[Stored data]
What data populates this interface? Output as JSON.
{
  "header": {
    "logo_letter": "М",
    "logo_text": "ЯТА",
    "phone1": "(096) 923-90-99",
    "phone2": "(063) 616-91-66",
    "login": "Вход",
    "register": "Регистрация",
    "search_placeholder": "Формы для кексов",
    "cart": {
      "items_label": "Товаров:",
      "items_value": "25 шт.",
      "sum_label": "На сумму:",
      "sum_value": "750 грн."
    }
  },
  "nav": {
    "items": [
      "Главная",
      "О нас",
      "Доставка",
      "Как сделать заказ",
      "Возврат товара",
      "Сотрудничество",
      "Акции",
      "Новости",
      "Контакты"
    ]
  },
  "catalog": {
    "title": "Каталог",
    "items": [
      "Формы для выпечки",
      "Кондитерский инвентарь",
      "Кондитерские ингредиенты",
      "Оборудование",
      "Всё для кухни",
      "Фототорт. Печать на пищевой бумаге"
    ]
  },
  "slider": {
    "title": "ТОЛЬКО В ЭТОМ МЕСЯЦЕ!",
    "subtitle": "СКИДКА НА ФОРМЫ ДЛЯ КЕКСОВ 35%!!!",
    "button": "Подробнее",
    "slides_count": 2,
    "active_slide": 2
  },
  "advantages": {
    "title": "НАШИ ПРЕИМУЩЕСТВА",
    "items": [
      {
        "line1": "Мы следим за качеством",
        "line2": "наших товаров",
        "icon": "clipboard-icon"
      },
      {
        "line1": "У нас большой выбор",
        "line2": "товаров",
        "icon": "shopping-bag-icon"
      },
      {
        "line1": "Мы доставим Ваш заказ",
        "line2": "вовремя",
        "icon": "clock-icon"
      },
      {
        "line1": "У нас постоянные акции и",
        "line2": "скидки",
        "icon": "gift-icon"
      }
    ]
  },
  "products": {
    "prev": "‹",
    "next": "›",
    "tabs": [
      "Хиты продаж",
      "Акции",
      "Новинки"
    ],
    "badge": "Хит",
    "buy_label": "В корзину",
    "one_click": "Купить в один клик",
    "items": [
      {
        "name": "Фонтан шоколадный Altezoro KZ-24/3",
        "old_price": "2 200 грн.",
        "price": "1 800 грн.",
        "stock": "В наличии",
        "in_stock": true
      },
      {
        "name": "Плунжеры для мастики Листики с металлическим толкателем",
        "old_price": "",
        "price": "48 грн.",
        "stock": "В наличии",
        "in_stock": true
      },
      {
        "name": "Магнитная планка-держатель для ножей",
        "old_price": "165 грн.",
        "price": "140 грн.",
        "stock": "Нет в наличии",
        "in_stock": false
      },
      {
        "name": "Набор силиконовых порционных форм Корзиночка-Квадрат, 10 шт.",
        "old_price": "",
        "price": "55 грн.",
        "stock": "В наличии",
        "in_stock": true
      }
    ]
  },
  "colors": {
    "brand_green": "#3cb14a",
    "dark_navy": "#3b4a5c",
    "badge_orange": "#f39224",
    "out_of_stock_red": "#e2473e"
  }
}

> Written problem: Return every line in the listing that contains the word "name".

> Completed task:
        "name": "Фонтан шоколадный Altezoro KZ-24/3",
        "name": "Плунжеры для мастики Листики с металлическим толкателем",
        "name": "Магнитная планка-держатель для ножей",
        "name": "Набор силиконовых порционных форм Корзиночка-Квадрат, 10 шт.",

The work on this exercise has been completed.